[Data entries]
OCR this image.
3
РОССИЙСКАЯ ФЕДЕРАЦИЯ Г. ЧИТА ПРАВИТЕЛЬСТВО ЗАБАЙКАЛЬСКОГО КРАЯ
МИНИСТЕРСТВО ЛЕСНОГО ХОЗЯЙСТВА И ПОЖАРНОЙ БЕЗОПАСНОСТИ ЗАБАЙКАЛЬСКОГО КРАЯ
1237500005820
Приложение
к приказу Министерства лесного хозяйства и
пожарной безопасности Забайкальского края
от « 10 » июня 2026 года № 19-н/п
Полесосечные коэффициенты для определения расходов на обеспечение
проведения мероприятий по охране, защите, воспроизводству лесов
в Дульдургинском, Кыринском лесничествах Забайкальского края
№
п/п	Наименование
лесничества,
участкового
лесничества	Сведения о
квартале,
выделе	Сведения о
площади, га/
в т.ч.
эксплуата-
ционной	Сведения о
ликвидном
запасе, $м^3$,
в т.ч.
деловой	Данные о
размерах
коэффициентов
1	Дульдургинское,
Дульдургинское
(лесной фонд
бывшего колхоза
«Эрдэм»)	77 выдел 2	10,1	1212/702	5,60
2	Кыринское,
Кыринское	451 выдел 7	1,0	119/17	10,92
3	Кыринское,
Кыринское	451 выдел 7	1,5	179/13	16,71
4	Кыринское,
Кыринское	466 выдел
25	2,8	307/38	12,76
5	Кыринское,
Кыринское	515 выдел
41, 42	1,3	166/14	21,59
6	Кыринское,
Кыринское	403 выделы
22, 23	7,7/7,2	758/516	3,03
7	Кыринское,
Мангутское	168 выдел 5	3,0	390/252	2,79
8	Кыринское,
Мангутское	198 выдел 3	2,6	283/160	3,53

...

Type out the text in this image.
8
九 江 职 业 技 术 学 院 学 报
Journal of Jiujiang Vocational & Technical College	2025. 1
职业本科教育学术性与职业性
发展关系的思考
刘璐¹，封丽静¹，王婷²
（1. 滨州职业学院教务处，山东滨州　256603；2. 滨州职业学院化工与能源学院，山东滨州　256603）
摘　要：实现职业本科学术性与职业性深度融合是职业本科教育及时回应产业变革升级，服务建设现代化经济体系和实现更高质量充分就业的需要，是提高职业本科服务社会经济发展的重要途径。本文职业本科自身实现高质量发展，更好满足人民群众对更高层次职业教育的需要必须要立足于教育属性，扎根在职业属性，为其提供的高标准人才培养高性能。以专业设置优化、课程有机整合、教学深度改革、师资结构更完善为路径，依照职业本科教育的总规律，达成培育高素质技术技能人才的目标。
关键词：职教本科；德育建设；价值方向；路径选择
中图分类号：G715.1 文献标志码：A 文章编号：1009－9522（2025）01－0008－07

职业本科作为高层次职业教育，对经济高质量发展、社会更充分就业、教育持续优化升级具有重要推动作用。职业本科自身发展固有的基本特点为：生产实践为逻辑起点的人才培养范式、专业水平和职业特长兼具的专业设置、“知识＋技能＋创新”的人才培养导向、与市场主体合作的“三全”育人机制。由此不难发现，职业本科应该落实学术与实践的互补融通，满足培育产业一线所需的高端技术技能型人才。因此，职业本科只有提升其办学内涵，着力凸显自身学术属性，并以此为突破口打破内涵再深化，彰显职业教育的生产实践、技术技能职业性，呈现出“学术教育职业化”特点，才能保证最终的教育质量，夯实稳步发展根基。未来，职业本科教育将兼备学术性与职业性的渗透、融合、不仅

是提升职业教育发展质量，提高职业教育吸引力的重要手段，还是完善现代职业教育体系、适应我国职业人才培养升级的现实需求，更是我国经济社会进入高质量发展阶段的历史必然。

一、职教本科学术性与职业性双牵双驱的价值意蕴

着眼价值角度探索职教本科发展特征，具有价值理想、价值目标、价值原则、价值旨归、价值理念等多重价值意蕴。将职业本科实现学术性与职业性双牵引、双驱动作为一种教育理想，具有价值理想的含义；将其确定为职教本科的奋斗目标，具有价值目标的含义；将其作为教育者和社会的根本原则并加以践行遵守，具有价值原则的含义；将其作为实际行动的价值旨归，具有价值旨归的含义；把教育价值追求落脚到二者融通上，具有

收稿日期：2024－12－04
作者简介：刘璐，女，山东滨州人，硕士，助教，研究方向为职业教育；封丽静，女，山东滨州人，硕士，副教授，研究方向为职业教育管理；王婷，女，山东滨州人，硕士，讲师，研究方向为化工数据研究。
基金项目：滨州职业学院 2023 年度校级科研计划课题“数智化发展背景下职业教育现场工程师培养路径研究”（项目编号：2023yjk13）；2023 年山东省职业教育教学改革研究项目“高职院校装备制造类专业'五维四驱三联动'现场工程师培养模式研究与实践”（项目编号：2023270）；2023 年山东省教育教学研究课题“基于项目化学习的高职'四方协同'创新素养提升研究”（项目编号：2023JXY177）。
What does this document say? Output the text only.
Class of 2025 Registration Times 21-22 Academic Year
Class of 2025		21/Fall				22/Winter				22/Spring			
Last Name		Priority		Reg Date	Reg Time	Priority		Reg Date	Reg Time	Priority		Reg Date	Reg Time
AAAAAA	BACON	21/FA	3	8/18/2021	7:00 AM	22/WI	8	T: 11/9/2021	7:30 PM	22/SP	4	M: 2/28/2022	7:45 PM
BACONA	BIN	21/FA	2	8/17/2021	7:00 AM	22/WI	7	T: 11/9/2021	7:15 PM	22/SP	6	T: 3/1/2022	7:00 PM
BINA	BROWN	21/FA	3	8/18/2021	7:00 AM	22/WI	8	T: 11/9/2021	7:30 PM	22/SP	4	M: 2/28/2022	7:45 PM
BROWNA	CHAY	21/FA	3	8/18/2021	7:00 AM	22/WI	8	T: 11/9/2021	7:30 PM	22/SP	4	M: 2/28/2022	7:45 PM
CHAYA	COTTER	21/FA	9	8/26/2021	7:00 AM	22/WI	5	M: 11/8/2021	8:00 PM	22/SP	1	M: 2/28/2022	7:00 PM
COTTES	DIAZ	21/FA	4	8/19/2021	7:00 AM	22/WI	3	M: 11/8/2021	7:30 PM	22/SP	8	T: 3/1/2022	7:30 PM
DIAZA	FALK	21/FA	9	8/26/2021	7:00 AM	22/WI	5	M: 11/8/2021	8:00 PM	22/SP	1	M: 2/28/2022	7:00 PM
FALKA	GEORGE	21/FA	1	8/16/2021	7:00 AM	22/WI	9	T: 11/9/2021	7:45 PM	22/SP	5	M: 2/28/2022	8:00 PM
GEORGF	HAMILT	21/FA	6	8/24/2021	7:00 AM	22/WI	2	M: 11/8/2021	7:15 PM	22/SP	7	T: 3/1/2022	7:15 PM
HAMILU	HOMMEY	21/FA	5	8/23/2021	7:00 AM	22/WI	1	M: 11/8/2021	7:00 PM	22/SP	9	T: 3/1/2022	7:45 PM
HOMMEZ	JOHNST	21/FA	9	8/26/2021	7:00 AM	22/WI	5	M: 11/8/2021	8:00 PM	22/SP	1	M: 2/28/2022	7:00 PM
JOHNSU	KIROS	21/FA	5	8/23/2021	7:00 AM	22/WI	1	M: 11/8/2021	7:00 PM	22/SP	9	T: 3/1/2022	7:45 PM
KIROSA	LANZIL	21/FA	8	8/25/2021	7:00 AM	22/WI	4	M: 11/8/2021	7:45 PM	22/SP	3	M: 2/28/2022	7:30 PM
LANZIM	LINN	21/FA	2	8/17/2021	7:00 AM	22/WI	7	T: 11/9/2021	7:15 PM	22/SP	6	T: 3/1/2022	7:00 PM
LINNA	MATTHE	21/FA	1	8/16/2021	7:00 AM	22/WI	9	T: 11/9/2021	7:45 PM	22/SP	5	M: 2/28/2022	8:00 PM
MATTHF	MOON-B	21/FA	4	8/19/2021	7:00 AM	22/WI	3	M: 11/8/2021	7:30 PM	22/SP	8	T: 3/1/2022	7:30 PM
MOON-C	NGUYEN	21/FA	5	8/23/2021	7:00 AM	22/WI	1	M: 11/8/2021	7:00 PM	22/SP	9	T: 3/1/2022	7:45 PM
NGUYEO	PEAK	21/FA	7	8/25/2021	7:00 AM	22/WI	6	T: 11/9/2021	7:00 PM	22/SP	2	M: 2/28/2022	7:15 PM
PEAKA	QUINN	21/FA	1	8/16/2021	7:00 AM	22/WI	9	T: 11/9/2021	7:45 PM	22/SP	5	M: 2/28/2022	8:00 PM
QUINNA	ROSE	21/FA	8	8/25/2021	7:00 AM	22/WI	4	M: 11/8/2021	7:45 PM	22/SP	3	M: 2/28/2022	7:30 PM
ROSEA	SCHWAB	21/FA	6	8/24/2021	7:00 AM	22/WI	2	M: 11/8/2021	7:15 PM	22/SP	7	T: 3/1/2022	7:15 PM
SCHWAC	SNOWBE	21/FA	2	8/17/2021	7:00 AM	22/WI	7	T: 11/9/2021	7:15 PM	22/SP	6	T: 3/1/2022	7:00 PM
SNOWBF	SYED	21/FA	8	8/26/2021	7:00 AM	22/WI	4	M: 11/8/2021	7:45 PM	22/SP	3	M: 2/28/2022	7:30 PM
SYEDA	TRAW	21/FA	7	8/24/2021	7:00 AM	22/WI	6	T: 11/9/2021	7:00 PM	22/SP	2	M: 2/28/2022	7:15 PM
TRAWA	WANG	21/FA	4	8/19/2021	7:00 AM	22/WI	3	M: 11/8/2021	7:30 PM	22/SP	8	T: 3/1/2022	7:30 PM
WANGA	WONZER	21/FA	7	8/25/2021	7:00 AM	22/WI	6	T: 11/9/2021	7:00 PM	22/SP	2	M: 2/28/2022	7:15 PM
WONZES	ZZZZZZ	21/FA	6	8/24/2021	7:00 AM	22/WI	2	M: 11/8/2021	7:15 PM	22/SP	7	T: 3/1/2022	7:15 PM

◆ **Stated goal**
Where a line above contains the string "Кыринское", copy that line.

◆ **Solution to this problem**
2	Кыринское,
Кыринское	451 выдел 7	1,0	119/17	10,92
3	Кыринское,
Кыринское	451 выдел 7	1,5	179/13	16,71
4	Кыринское,
Кыринское	466 выдел
5	Кыринское,
Кыринское	515 выдел
6	Кыринское,
Кыринское	403 выделы
7	Кыринское,
8	Кыринское,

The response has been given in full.